> _PAGE EXTRACT_

Just send the encoding format from the PHP header function, the encoding meta tag does not work unless your a bot :)

I know MysQL can store UTF-8 so you shoud be fine there also.

Cheers,

Ryan Jones

vbbit
Mar 2nd, 2006, 04:05 PM
What is encoding format from the PHP header function?

sciguyryan
Mar 2nd, 2006, 04:09 PM
What is encoding format from the PHP header function?

http://uk.php.net/header

Should help :)

If you site is an XM spec. you can use something like this:


<?php
header('Content-type: application/text-html');
echo '<?xml version="1.0" encoding="UTF-8"?>' . "\n";
?>


Or the IE blocker :D

<?php
header('Content-type: application/xhtml+xml');
echo '<?xml version="1.0" encoding="UTF-8"?>' . "\n";
?>
Cheers,

Ryan Jones

visualAd
Mar 2nd, 2006, 04:20 PM
PHP doesn't support unicode by default. However, you can either compile Multi-Byte String (http://uk.php.net/mbstring) support into PHP or do it your self:

http://www.randomchaos.com/documents/?source=php_and_unicode

sciguyryan
Mar 2nd, 2006, 04:25 PM
PHP doesn't support unicode by default. However, you can either compile Multi-Byte String (http://uk.php.net/mbstring) support into PHP or do it your self:

http://www.randomchaos.com/documents/?source=php_and_unicode

Wasn't the queston about MySQL support too? I know 4.1.1 suports it because our server supports it and thats what I have :)

Cheers,

Ryan Jones

visualAd
Mar 2nd, 2006, 04:32 PM
Yeah, the question was about MySql; but I assumed he might want to use PHP collect and display the information. :D

Unicode characters below 255 display fine, however, characters with a higher value will be interpreted by PHP as two separate characters. The resulting output then gets scrambled.

CornedBee
Mar 4th, 2006, 08:32 PM
header('Content-type: application/text-html');
Um, it's "text/html" - "application/text-html" doesn't exist.

> _ACTIONS TO TAKE_
- A) In the forum thread, how does PHP handle Unicode characters with a value higher than 255?
- B) Reproduce the forum thread from "Unicode characters below" up to and including "then gets scrambled.".

> _DATA EXTRACT_
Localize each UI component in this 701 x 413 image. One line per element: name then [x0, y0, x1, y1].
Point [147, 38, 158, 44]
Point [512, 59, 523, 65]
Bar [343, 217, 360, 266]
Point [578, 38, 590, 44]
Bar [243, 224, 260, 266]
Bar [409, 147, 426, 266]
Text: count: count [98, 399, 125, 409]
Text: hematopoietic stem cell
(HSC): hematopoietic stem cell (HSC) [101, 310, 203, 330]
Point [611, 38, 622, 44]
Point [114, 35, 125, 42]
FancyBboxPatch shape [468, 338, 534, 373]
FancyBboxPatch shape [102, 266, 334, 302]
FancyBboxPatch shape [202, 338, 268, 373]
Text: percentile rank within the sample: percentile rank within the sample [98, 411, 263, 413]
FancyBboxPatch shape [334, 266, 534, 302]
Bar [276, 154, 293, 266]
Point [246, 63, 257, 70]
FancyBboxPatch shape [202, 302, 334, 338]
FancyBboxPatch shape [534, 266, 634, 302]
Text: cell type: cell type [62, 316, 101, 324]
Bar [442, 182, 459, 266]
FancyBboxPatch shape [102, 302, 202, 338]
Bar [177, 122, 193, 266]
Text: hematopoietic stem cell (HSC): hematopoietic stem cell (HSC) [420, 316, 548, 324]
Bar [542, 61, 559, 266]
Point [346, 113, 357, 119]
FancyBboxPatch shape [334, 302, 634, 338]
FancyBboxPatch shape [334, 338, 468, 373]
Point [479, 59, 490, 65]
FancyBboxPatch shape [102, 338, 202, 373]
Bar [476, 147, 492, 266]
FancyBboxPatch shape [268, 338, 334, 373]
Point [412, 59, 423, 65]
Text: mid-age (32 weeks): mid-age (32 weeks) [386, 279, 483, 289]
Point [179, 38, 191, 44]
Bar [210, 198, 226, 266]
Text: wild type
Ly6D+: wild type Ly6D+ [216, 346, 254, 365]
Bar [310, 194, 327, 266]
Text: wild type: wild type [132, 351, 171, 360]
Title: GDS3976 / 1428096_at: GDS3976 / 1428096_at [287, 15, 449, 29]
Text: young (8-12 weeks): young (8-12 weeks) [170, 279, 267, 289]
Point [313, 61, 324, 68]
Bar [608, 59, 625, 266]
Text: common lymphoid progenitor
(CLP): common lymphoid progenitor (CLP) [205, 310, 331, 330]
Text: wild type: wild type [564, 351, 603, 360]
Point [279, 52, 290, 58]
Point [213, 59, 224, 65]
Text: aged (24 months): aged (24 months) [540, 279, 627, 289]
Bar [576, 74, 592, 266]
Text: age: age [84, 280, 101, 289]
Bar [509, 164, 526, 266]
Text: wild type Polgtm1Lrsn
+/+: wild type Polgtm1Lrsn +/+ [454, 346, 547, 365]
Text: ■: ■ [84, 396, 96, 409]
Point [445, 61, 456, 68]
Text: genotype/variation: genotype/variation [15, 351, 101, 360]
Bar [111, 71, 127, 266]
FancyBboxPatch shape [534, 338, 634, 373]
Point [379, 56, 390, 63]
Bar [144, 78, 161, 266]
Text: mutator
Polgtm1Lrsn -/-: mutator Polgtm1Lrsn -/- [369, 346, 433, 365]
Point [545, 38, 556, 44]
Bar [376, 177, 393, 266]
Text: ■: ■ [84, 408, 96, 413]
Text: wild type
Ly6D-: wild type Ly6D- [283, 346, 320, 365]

> _ANSWERS FOR THE TASKS_
- A) PHP interprets them as two separate characters, and the output gets scrambled.

- B)
Unicode characters below 255 display fine, however, characters with a higher value will be interpreted by PHP as two separate characters. The resulting output then gets scrambled.